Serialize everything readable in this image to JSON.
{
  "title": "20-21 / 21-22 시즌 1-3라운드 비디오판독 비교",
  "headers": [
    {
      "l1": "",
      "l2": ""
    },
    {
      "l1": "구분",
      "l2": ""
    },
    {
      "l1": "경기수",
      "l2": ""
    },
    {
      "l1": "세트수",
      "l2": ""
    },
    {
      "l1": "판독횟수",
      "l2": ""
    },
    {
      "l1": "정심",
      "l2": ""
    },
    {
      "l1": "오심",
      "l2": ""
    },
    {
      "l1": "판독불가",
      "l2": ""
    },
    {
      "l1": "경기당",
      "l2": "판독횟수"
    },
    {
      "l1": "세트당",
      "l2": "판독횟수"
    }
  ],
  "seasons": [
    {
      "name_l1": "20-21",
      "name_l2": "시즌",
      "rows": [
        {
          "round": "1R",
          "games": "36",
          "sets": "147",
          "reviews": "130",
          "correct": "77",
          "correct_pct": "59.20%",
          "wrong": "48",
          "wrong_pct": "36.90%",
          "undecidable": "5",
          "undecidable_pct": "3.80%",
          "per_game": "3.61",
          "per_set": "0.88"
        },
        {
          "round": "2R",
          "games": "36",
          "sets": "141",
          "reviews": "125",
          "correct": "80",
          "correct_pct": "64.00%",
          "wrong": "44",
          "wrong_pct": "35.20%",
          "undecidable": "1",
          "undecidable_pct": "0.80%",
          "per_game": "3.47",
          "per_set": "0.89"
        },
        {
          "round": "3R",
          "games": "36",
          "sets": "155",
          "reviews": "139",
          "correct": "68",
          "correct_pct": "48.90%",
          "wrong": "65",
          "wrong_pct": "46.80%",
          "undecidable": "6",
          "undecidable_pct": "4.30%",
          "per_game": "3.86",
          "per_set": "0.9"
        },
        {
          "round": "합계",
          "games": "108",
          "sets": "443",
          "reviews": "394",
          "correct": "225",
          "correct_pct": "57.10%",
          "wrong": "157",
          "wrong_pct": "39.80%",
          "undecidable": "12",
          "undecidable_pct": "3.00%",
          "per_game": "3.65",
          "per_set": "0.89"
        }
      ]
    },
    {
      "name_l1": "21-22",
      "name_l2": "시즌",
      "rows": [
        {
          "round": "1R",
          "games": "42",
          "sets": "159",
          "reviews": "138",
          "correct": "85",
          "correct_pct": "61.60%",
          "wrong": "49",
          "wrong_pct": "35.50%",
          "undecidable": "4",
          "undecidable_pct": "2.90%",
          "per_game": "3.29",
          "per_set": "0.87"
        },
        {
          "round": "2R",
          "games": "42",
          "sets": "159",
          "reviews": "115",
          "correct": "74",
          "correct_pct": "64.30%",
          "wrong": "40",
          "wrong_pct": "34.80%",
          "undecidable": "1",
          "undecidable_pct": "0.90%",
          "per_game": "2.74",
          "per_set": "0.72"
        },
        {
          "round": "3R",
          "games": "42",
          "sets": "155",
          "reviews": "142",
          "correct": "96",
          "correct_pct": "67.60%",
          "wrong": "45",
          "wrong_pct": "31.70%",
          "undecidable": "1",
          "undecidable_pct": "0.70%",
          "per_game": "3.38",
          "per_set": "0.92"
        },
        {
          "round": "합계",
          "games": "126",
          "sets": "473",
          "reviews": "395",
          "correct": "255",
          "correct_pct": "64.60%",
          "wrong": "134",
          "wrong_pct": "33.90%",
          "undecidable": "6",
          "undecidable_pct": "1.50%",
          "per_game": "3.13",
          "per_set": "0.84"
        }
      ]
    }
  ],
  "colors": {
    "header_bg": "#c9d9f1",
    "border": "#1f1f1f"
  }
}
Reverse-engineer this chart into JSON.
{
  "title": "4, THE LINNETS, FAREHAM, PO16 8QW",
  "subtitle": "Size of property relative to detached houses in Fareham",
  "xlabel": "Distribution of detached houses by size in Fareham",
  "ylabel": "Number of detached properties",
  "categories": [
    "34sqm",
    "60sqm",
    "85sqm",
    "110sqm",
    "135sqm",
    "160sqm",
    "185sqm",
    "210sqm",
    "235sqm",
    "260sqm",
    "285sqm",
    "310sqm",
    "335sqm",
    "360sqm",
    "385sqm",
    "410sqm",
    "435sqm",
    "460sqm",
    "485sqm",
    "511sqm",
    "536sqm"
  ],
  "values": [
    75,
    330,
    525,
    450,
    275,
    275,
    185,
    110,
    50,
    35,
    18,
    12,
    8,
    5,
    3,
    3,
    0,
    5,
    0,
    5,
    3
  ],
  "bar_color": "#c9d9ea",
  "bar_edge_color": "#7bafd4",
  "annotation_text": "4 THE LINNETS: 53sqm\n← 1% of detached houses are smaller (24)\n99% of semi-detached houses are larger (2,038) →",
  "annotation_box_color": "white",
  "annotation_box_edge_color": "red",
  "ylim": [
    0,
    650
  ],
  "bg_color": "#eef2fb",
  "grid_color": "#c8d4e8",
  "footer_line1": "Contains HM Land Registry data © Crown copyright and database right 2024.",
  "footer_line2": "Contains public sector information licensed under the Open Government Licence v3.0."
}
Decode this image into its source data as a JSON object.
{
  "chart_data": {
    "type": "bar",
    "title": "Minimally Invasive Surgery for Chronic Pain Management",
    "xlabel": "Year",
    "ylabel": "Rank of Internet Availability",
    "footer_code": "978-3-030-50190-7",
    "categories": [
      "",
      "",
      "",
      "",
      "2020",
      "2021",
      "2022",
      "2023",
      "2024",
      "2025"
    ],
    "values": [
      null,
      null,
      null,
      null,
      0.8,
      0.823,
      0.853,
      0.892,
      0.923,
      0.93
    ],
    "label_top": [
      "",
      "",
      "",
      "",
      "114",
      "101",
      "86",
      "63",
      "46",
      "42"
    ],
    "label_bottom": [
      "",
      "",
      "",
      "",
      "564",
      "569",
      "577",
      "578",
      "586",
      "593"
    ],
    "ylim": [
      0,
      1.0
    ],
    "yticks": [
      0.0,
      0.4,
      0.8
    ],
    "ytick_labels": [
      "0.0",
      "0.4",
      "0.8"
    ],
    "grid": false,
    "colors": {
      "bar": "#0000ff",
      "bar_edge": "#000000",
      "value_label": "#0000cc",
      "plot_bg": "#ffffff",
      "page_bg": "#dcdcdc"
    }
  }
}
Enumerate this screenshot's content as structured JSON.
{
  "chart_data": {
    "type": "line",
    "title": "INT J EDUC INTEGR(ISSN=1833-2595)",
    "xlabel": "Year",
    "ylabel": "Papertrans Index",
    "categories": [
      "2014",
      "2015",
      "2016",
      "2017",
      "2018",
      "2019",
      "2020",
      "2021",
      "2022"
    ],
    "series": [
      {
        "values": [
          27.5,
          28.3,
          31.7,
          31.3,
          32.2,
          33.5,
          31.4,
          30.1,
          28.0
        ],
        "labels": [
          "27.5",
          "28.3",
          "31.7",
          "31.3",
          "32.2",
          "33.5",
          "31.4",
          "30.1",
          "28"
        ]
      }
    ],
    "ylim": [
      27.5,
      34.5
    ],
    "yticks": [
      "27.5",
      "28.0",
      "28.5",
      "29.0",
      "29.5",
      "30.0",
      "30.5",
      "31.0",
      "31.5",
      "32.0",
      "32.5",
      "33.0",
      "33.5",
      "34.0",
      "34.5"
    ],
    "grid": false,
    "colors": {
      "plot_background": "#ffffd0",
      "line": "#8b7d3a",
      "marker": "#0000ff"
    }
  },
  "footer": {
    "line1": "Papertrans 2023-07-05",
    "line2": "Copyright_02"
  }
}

◆ TO BE DONE: Return, from the data, each line that has the word "JSON" in it.

◆ ANSWER FOR THIS EXERCISE:
Serialize everything readable in this image to JSON.
Reverse-engineer this chart into JSON.
Decode this image into its source data as a JSON object.
Enumerate this screenshot's content as structured JSON.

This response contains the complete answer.